_ROWS_.
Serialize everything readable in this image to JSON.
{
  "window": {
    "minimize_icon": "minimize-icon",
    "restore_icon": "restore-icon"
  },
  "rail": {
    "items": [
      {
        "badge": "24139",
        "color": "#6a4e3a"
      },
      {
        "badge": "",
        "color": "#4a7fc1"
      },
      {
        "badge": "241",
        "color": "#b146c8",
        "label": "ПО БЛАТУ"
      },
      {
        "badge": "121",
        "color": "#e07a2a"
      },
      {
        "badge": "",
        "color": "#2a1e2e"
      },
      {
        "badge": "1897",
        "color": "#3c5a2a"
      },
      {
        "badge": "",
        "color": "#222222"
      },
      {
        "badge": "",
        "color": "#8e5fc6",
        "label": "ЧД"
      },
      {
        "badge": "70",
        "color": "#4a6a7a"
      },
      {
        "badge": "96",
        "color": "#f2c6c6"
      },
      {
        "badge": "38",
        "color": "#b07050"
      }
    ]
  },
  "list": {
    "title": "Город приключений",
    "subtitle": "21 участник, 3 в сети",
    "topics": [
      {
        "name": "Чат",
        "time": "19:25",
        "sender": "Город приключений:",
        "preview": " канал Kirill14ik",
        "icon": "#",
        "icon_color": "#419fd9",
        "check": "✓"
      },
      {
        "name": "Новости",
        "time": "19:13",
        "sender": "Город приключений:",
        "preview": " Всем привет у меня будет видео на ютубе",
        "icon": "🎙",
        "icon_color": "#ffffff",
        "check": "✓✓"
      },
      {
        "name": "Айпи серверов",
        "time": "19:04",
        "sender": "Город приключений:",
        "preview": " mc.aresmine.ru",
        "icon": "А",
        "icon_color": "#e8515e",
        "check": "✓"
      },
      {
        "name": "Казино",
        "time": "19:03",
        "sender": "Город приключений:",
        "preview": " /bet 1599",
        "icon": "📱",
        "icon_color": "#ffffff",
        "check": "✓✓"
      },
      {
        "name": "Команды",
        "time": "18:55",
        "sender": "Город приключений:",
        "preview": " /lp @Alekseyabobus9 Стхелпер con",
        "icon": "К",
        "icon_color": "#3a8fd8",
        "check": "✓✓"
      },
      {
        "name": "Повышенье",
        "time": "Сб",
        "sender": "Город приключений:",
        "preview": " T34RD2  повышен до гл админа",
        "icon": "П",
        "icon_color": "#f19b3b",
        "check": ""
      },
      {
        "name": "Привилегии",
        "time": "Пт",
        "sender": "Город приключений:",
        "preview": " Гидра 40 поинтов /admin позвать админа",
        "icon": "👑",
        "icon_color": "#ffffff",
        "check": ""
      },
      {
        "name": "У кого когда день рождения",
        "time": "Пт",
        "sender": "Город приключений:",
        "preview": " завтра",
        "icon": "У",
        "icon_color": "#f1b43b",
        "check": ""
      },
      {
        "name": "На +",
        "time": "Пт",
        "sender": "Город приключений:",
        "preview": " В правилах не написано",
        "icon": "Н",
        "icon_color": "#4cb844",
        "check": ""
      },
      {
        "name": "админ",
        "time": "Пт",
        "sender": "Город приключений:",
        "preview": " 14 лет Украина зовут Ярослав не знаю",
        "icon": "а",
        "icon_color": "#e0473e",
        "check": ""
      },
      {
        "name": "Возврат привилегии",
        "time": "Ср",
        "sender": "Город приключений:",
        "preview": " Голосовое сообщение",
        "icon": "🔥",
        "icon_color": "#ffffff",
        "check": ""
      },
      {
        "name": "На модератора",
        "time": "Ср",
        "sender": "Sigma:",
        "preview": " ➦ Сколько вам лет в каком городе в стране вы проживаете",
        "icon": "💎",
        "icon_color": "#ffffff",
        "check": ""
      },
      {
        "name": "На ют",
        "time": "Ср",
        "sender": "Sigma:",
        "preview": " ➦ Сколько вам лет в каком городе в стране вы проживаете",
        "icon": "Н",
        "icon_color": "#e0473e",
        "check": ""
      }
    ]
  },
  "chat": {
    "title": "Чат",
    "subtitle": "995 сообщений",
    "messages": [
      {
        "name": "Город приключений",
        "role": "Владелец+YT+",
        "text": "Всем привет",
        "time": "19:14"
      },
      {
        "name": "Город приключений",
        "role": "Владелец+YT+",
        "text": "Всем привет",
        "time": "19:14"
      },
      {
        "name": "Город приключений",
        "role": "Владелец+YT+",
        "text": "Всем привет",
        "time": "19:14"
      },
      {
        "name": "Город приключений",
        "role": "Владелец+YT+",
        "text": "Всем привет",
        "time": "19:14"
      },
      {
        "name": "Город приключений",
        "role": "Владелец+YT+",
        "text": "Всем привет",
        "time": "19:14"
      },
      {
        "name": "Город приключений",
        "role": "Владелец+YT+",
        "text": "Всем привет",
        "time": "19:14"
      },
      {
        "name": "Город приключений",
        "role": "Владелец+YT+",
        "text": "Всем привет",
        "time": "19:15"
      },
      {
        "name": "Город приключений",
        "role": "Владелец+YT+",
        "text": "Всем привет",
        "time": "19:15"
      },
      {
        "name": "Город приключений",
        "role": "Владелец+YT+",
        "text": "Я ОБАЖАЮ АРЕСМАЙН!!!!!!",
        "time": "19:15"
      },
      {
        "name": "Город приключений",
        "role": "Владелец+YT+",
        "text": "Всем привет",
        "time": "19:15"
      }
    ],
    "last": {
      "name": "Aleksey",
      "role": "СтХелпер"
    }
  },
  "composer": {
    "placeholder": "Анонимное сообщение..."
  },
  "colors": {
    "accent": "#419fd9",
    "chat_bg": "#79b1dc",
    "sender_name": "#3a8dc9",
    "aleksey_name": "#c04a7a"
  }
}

_THE REQUEST_.
Repeat every record, exactly as written.

_SOLUTION TO THE PROBLEM_.
Serialize everything readable in this image to JSON.
{
  "window": {
    "minimize_icon": "minimize-icon",
    "restore_icon": "restore-icon"
  },
  "rail": {
    "items": [
      {
        "badge": "24139",
        "color": "#6a4e3a"
      },
      {
        "badge": "",
        "color": "#4a7fc1"
      },
      {
        "badge": "241",
        "color": "#b146c8",
        "label": "ПО БЛАТУ"
      },
      {
        "badge": "121",
        "color": "#e07a2a"
      },
      {
        "badge": "",
        "color": "#2a1e2e"
      },
      {
        "badge": "1897",
        "color": "#3c5a2a"
      },
      {
        "badge": "",
        "color": "#222222"
      },
      {
        "badge": "",
        "color": "#8e5fc6",
        "label": "ЧД"
      },
      {
        "badge": "70",
        "color": "#4a6a7a"
      },
      {
        "badge": "96",
        "color": "#f2c6c6"
      },
      {
        "badge": "38",
        "color": "#b07050"
      }
    ]
  },
  "list": {
    "title": "Город приключений",
    "subtitle": "21 участник, 3 в сети",
    "topics": [
      {
        "name": "Чат",
        "time": "19:25",
        "sender": "Город приключений:",
        "preview": " канал Kirill14ik",
        "icon": "#",
        "icon_color": "#419fd9",
        "check": "✓"
      },
      {
        "name": "Новости",
        "time": "19:13",
        "sender": "Город приключений:",
        "preview": " Всем привет у меня будет видео на ютубе",
        "icon": "🎙",
        "icon_color": "#ffffff",
        "check": "✓✓"
      },
      {
        "name": "Айпи серверов",
        "time": "19:04",
        "sender": "Город приключений:",
        "preview": " mc.aresmine.ru",
        "icon": "А",
        "icon_color": "#e8515e",
        "check": "✓"
      },
      {
        "name": "Казино",
        "time": "19:03",
        "sender": "Город приключений:",
        "preview": " /bet 1599",
        "icon": "📱",
        "icon_color": "#ffffff",
        "check": "✓✓"
      },
      {
        "name": "Команды",
        "time": "18:55",
        "sender": "Город приключений:",
        "preview": " /lp @Alekseyabobus9 Стхелпер con",
        "icon": "К",
        "icon_color": "#3a8fd8",
        "check": "✓✓"
      },
      {
        "name": "Повышенье",
        "time": "Сб",
        "sender": "Город приключений:",
        "preview": " T34RD2  повышен до гл админа",
        "icon": "П",
        "icon_color": "#f19b3b",
        "check": ""
      },
      {
        "name": "Привилегии",
        "time": "Пт",
        "sender": "Город приключений:",
        "preview": " Гидра 40 поинтов /admin позвать админа",
        "icon": "👑",
        "icon_color": "#ffffff",
        "check": ""
      },
      {
        "name": "У кого когда день рождения",
        "time": "Пт",
        "sender": "Город приключений:",
        "preview": " завтра",
        "icon": "У",
        "icon_color": "#f1b43b",
        "check": ""
      },
      {
        "name": "На +",
        "time": "Пт",
        "sender": "Город приключений:",
        "preview": " В правилах не написано",
        "icon": "Н",
        "icon_color": "#4cb844",
        "check": ""
      },
      {
        "name": "админ",
        "time": "Пт",
        "sender": "Город приключений:",
        "preview": " 14 лет Украина зовут Ярослав не знаю",
        "icon": "а",
        "icon_color": "#e0473e",
        "check": ""
      },
      {
        "name": "Возврат привилегии",
        "time": "Ср",
        "sender": "Город приключений:",
        "preview": " Голосовое сообщение",
        "icon": "🔥",
        "icon_color": "#ffffff",
        "check": ""
      },
      {
        "name": "На модератора",
        "time": "Ср",
        "sender": "Sigma:",
        "preview": " ➦ Сколько вам лет в каком городе в стране вы проживаете",
        "icon": "💎",
        "icon_color": "#ffffff",
        "check": ""
      },
      {
        "name": "На ют",
        "time": "Ср",
        "sender": "Sigma:",
        "preview": " ➦ Сколько вам лет в каком городе в стране вы проживаете",
        "icon": "Н",
        "icon_color": "#e0473e",
        "check": ""
      }
    ]
  },
  "chat": {
    "title": "Чат",
    "subtitle": "995 сообщений",
    "messages": [
      {
        "name": "Город приключений",
        "role": "Владелец+YT+",
        "text": "Всем привет",
        "time": "19:14"
      },
      {
        "name": "Город приключений",
        "role": "Владелец+YT+",
        "text": "Всем привет",
        "time": "19:14"
      },
      {
        "name": "Город приключений",
        "role": "Владелец+YT+",
        "text": "Всем привет",
        "time": "19:14"
      },
      {
        "name": "Город приключений",
        "role": "Владелец+YT+",
        "text": "Всем привет",
        "time": "19:14"
      },
      {
        "name": "Город приключений",
        "role": "Владелец+YT+",
        "text": "Всем привет",
        "time": "19:14"
      },
      {
        "name": "Город приключений",
        "role": "Владелец+YT+",
        "text": "Всем привет",
        "time": "19:14"
      },
      {
        "name": "Город приключений",
        "role": "Владелец+YT+",
        "text": "Всем привет",
        "time": "19:15"
      },
      {
        "name": "Город приключений",
        "role": "Владелец+YT+",
        "text": "Всем привет",
        "time": "19:15"
      },
      {
        "name": "Город приключений",
        "role": "Владелец+YT+",
        "text": "Я ОБАЖАЮ АРЕСМАЙН!!!!!!",
        "time": "19:15"
      },
      {
        "name": "Город приключений",
        "role": "Владелец+YT+",
        "text": "Всем привет",
        "time": "19:15"
      }
    ],
    "last": {
      "name": "Aleksey",
      "role": "СтХелпер"
    }
  },
  "composer": {
    "placeholder": "Анонимное сообщение..."
  },
  "colors": {
    "accent": "#419fd9",
    "chat_bg": "#79b1dc",
    "sender_name": "#3a8dc9",
    "aleksey_name": "#c04a7a"
  }
}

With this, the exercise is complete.